Dataset items:
● ● ● ●

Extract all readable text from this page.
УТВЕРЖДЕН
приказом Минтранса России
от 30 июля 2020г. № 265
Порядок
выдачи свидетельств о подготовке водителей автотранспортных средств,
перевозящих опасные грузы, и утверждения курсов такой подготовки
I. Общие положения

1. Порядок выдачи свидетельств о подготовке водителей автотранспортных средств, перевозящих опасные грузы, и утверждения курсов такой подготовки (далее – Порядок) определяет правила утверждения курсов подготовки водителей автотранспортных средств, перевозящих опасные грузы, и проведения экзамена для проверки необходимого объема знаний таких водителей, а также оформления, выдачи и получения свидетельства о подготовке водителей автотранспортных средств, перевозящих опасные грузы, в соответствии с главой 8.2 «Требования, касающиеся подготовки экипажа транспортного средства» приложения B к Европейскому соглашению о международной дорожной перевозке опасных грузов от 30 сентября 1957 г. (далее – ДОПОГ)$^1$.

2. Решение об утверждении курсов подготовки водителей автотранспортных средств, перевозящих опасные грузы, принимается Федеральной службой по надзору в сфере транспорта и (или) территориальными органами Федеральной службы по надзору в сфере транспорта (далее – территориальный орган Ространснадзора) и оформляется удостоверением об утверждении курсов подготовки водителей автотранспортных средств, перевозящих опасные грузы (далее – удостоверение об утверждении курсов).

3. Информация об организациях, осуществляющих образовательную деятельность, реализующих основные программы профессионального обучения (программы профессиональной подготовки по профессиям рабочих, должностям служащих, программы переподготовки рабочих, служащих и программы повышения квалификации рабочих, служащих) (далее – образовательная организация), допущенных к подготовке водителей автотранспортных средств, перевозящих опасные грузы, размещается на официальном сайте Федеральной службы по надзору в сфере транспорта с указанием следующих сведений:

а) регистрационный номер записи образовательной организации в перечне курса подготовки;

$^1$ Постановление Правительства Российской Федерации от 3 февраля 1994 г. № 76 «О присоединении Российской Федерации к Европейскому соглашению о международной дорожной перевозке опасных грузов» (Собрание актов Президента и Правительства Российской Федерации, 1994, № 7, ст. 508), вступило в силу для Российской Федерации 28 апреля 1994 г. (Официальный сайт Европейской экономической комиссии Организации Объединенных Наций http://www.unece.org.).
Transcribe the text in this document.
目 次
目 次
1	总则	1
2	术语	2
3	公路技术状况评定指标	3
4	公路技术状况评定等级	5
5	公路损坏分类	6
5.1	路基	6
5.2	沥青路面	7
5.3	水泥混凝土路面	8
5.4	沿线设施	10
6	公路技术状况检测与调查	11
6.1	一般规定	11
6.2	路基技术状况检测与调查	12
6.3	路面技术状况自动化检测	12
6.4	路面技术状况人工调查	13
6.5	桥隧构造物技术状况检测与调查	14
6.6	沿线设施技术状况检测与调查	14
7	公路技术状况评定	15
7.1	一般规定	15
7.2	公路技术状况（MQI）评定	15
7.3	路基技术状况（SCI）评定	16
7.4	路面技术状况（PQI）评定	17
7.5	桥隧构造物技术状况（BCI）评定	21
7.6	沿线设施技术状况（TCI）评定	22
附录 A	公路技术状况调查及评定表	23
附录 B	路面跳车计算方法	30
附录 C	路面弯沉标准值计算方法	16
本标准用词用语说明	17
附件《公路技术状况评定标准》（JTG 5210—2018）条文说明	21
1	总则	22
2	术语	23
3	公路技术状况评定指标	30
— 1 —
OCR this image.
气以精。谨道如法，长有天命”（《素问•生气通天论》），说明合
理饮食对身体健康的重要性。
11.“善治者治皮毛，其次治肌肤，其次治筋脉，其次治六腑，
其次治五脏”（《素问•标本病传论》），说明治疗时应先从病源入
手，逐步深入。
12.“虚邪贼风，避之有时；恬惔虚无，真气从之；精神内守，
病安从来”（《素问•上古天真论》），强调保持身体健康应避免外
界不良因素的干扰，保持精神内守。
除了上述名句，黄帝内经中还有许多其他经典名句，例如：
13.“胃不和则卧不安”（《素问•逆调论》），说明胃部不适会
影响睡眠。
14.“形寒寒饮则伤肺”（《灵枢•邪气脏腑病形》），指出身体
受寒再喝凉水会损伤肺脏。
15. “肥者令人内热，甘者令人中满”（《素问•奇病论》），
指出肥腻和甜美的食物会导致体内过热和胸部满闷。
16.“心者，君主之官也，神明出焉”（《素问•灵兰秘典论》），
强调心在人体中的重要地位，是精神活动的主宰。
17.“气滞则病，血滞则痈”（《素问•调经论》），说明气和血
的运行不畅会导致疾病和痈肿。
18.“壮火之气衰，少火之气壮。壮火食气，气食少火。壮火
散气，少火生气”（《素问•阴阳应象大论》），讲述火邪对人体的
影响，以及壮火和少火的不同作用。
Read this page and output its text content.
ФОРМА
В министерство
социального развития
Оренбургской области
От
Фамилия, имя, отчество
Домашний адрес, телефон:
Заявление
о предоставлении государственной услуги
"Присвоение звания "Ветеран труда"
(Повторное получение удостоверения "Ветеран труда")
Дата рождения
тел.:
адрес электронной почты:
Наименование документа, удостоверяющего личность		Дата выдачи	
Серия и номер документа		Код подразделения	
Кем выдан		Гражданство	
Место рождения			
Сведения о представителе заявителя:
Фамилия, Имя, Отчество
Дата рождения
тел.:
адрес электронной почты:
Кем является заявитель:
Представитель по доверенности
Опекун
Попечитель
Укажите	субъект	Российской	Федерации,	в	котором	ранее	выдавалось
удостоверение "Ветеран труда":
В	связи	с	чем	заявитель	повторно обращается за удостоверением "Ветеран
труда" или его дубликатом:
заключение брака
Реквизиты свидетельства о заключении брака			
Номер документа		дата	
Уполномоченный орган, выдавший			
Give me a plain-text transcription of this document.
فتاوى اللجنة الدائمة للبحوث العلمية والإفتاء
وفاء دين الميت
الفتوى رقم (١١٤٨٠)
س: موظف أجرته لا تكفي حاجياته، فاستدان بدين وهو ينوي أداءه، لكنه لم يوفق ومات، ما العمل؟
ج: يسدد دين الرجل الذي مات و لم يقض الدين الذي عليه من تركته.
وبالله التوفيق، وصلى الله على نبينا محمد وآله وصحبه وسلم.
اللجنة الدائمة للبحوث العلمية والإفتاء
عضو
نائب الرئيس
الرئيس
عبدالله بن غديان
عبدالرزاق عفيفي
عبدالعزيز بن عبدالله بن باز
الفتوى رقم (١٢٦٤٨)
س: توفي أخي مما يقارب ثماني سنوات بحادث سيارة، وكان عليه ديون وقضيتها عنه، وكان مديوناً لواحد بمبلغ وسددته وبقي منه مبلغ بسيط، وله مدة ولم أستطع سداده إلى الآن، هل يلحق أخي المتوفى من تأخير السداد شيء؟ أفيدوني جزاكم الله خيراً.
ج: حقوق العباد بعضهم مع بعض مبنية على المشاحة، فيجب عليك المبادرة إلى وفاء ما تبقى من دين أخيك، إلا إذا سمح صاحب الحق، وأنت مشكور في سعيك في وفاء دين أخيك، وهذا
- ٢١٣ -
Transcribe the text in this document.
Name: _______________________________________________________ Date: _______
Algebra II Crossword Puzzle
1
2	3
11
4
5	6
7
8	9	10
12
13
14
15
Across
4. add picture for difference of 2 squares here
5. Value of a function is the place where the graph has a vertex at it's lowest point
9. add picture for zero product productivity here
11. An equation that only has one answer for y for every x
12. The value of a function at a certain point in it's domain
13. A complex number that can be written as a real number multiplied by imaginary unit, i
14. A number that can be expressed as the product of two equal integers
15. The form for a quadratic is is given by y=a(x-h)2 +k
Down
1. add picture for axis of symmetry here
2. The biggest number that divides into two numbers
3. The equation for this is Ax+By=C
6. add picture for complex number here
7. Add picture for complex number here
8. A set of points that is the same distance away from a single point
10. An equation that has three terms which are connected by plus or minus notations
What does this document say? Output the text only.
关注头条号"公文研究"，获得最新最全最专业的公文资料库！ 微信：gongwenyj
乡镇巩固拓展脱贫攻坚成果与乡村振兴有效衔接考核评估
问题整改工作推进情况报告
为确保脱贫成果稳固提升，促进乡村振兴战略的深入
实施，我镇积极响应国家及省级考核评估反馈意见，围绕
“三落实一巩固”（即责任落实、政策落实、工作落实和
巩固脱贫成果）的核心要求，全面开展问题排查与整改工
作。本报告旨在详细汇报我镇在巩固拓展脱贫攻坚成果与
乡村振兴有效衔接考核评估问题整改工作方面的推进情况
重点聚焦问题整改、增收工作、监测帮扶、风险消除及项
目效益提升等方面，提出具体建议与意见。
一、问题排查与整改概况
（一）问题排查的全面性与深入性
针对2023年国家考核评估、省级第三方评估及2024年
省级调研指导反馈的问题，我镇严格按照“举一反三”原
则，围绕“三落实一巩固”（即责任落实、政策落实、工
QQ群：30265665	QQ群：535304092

● ● ● ●

Directions for this task: Every line of the records that includes the word "picture" should be gathered.

Reply:
4. add picture for difference of 2 squares here
9. add picture for zero product productivity here
1. add picture for axis of symmetry here
6. add picture for complex number here
7. Add picture for complex number here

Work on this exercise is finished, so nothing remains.